» Stated task:
Reproduce the lines of the material exactly, excluding every image.

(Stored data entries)

-------

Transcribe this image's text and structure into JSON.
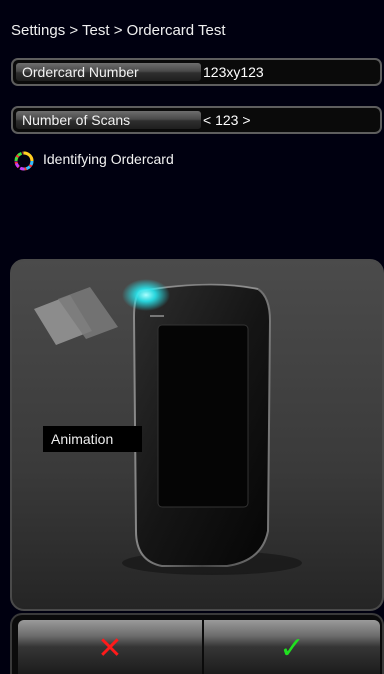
{
  "breadcrumb": "Settings > Test > Ordercard Test",
  "fields": [
    {
      "label": "Ordercard Number",
      "value": "123xy123"
    },
    {
      "label": "Number of Scans",
      "value": "< 123 >"
    }
  ],
  "status": {
    "text": "Identifying Ordercard",
    "icon": "loading-spinner-icon"
  },
  "animation": {
    "label": "Animation",
    "accent": "#28e8f0"
  },
  "buttons": {
    "cancel": {
      "glyph": "✕",
      "icon": "cancel-x-icon",
      "color": "#ff1a1a"
    },
    "confirm": {
      "glyph": "✓",
      "icon": "checkmark-icon",
      "color": "#20e020"
    }
  }
}
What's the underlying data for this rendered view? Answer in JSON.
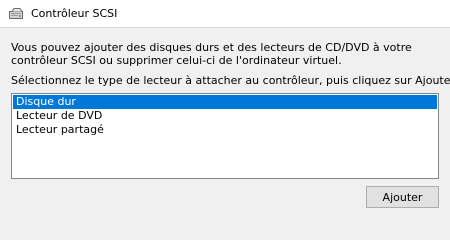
{
  "header": {
    "icon": "hard-drive-icon",
    "title": "Contrôleur SCSI"
  },
  "description": "Vous pouvez ajouter des disques durs et des lecteurs de CD/DVD à votre contrôleur SCSI ou supprimer celui-ci de l'ordinateur virtuel.",
  "instruction": "Sélectionnez le type de lecteur à attacher au contrôleur, puis cliquez sur Ajouter.",
  "drive_types": [
    {
      "label": "Disque dur",
      "selected": true
    },
    {
      "label": "Lecteur de DVD",
      "selected": false
    },
    {
      "label": "Lecteur partagé",
      "selected": false
    }
  ],
  "buttons": {
    "add_label": "Ajouter"
  },
  "colors": {
    "selection": "#0078d7",
    "background": "#f0f0f0"
  }
}
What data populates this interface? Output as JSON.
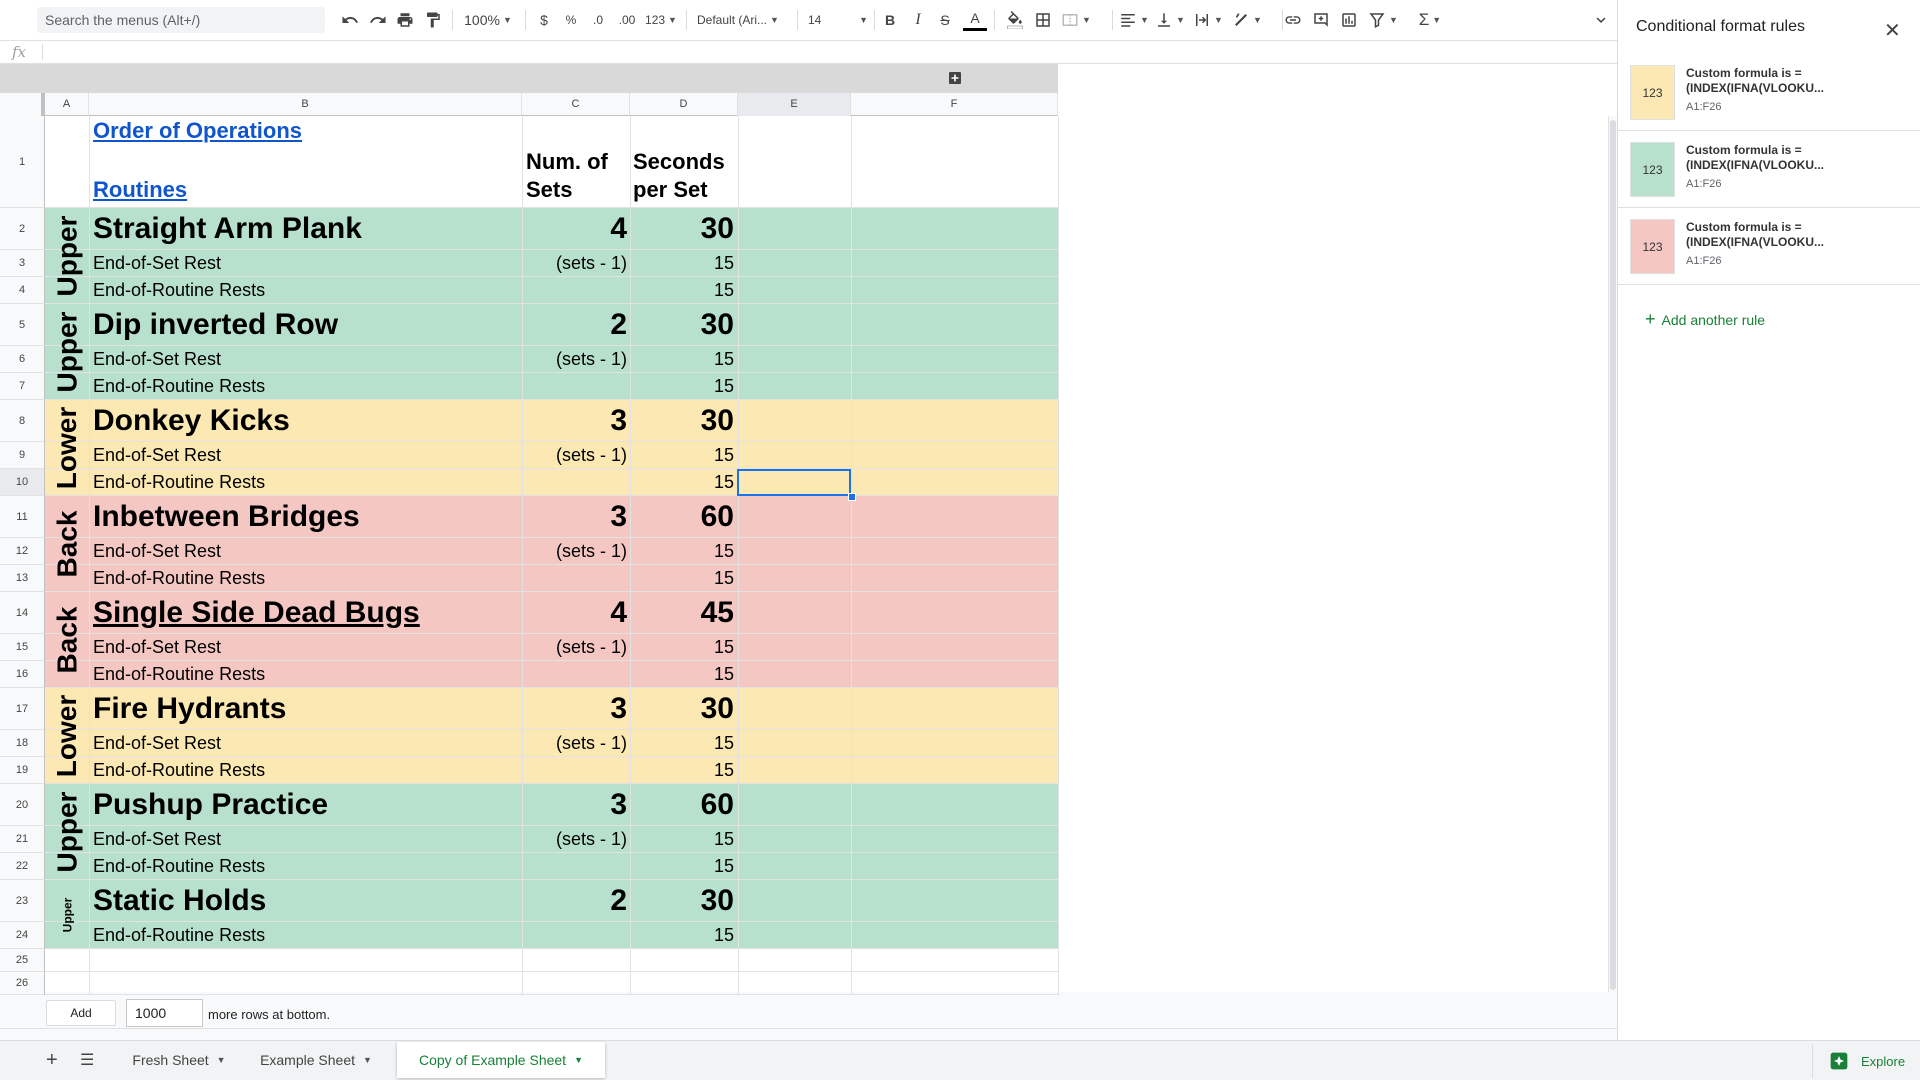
{
  "toolbar": {
    "search_placeholder": "Search the menus (Alt+/)",
    "zoom": "100%",
    "currency": "$",
    "percent": "%",
    "decrease_decimal": ".0",
    "increase_decimal": ".00",
    "more_formats": "123",
    "font_family": "Default (Ari...",
    "font_size": "14"
  },
  "formula_bar": {
    "fx_label": "fx"
  },
  "columns": [
    "A",
    "B",
    "C",
    "D",
    "E",
    "F"
  ],
  "rows": [
    "1",
    "2",
    "3",
    "4",
    "5",
    "6",
    "7",
    "8",
    "9",
    "10",
    "11",
    "12",
    "13",
    "14",
    "15",
    "16",
    "17",
    "18",
    "19",
    "20",
    "21",
    "22",
    "23",
    "24",
    "25",
    "26"
  ],
  "header": {
    "order_link": "Order of Operations",
    "routines_link": "Routines",
    "num_sets_line1": "Num. of",
    "num_sets_line2": "Sets",
    "seconds_line1": "Seconds",
    "seconds_line2": "per Set"
  },
  "routines": [
    {
      "label": "Upper",
      "name": "Straight Arm Plank",
      "sets": "4",
      "seconds": "30",
      "color": "#b7e1cd"
    },
    {
      "label": "Upper",
      "name": "Dip inverted Row",
      "sets": "2",
      "seconds": "30",
      "color": "#b7e1cd"
    },
    {
      "label": "Lower",
      "name": "Donkey Kicks",
      "sets": "3",
      "seconds": "30",
      "color": "#fce8b2"
    },
    {
      "label": "Back",
      "name": "Inbetween Bridges",
      "sets": "3",
      "seconds": "60",
      "color": "#f4c7c3"
    },
    {
      "label": "Back",
      "name": "Single Side Dead Bugs",
      "sets": "4",
      "seconds": "45",
      "color": "#f4c7c3"
    },
    {
      "label": "Lower",
      "name": "Fire Hydrants",
      "sets": "3",
      "seconds": "30",
      "color": "#fce8b2"
    },
    {
      "label": "Upper",
      "name": "Pushup Practice",
      "sets": "3",
      "seconds": "60",
      "color": "#b7e1cd"
    },
    {
      "label": "Upper",
      "name": "Static Holds",
      "sets": "2",
      "seconds": "30",
      "color": "#b7e1cd"
    }
  ],
  "sub_rows": {
    "set_rest_label": "End-of-Set Rest",
    "set_rest_sets": "(sets - 1)",
    "set_rest_seconds": "15",
    "routine_rest_label": "End-of-Routine Rests",
    "routine_rest_seconds": "15"
  },
  "add_rows": {
    "button": "Add",
    "count": "1000",
    "label": "more rows at bottom."
  },
  "sheet_tabs": [
    "Fresh Sheet",
    "Example Sheet",
    "Copy of Example Sheet"
  ],
  "explore_label": "Explore",
  "side_panel": {
    "title": "Conditional format rules",
    "rules": [
      {
        "preview": "123",
        "line1": "Custom formula is =",
        "line2": "(INDEX(IFNA(VLOOKU...",
        "range": "A1:F26",
        "color": "#fce8b2"
      },
      {
        "preview": "123",
        "line1": "Custom formula is =",
        "line2": "(INDEX(IFNA(VLOOKU...",
        "range": "A1:F26",
        "color": "#b7e1cd"
      },
      {
        "preview": "123",
        "line1": "Custom formula is =",
        "line2": "(INDEX(IFNA(VLOOKU...",
        "range": "A1:F26",
        "color": "#f4c7c3"
      }
    ],
    "add_rule": "Add another rule"
  }
}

-------

» Response:
Transcribe this image's text and structure into JSON.
{
  "breadcrumb": "Settings > Test > Ordercard Test",
  "fields": [
    {
      "label": "Ordercard Number",
      "value": "123xy123"
    },
    {
      "label": "Number of Scans",
      "value": "< 123 >"
    }
  ],
  "status": {
    "text": "Identifying Ordercard",
    "icon": "loading-spinner-icon"
  },
  "animation": {
    "label": "Animation",
    "accent": "#28e8f0"
  },
  "buttons": {
    "cancel": {
      "glyph": "✕",
      "icon": "cancel-x-icon",
      "color": "#ff1a1a"
    },
    "confirm": {
      "glyph": "✓",
      "icon": "checkmark-icon",
      "color": "#20e020"
    }
  }
}
What's the underlying data for this rendered view? Answer in JSON.
{
  "header": {
    "icon": "hard-drive-icon",
    "title": "Contrôleur SCSI"
  },
  "description": "Vous pouvez ajouter des disques durs et des lecteurs de CD/DVD à votre contrôleur SCSI ou supprimer celui-ci de l'ordinateur virtuel.",
  "instruction": "Sélectionnez le type de lecteur à attacher au contrôleur, puis cliquez sur Ajouter.",
  "drive_types": [
    {
      "label": "Disque dur",
      "selected": true
    },
    {
      "label": "Lecteur de DVD",
      "selected": false
    },
    {
      "label": "Lecteur partagé",
      "selected": false
    }
  ],
  "buttons": {
    "add_label": "Ajouter"
  },
  "colors": {
    "selection": "#0078d7",
    "background": "#f0f0f0"
  }
}
What data populates this interface? Output as JSON.
{
  "toolbar": {
    "search_placeholder": "Search the menus (Alt+/)",
    "zoom": "100%",
    "currency": "$",
    "percent": "%",
    "decrease_decimal": ".0",
    "increase_decimal": ".00",
    "more_formats": "123",
    "font_family": "Default (Ari...",
    "font_size": "14"
  },
  "formula_bar": {
    "fx_label": "fx"
  },
  "columns": [
    "A",
    "B",
    "C",
    "D",
    "E",
    "F"
  ],
  "rows": [
    "1",
    "2",
    "3",
    "4",
    "5",
    "6",
    "7",
    "8",
    "9",
    "10",
    "11",
    "12",
    "13",
    "14",
    "15",
    "16",
    "17",
    "18",
    "19",
    "20",
    "21",
    "22",
    "23",
    "24",
    "25",
    "26"
  ],
  "header": {
    "order_link": "Order of Operations",
    "routines_link": "Routines",
    "num_sets_line1": "Num. of",
    "num_sets_line2": "Sets",
    "seconds_line1": "Seconds",
    "seconds_line2": "per Set"
  },
  "routines": [
    {
      "label": "Upper",
      "name": "Straight Arm Plank",
      "sets": "4",
      "seconds": "30",
      "color": "#b7e1cd"
    },
    {
      "label": "Upper",
      "name": "Dip inverted Row",
      "sets": "2",
      "seconds": "30",
      "color": "#b7e1cd"
    },
    {
      "label": "Lower",
      "name": "Donkey Kicks",
      "sets": "3",
      "seconds": "30",
      "color": "#fce8b2"
    },
    {
      "label": "Back",
      "name": "Inbetween Bridges",
      "sets": "3",
      "seconds": "60",
      "color": "#f4c7c3"
    },
    {
      "label": "Back",
      "name": "Single Side Dead Bugs",
      "sets": "4",
      "seconds": "45",
      "color": "#f4c7c3"
    },
    {
      "label": "Lower",
      "name": "Fire Hydrants",
      "sets": "3",
      "seconds": "30",
      "color": "#fce8b2"
    },
    {
      "label": "Upper",
      "name": "Pushup Practice",
      "sets": "3",
      "seconds": "60",
      "color": "#b7e1cd"
    },
    {
      "label": "Upper",
      "name": "Static Holds",
      "sets": "2",
      "seconds": "30",
      "color": "#b7e1cd"
    }
  ],
  "sub_rows": {
    "set_rest_label": "End-of-Set Rest",
    "set_rest_sets": "(sets - 1)",
    "set_rest_seconds": "15",
    "routine_rest_label": "End-of-Routine Rests",
    "routine_rest_seconds": "15"
  },
  "add_rows": {
    "button": "Add",
    "count": "1000",
    "label": "more rows at bottom."
  },
  "sheet_tabs": [
    "Fresh Sheet",
    "Example Sheet",
    "Copy of Example Sheet"
  ],
  "explore_label": "Explore",
  "side_panel": {
    "title": "Conditional format rules",
    "rules": [
      {
        "preview": "123",
        "line1": "Custom formula is =",
        "line2": "(INDEX(IFNA(VLOOKU...",
        "range": "A1:F26",
        "color": "#fce8b2"
      },
      {
        "preview": "123",
        "line1": "Custom formula is =",
        "line2": "(INDEX(IFNA(VLOOKU...",
        "range": "A1:F26",
        "color": "#b7e1cd"
      },
      {
        "preview": "123",
        "line1": "Custom formula is =",
        "line2": "(INDEX(IFNA(VLOOKU...",
        "range": "A1:F26",
        "color": "#f4c7c3"
      }
    ],
    "add_rule": "Add another rule"
  }
}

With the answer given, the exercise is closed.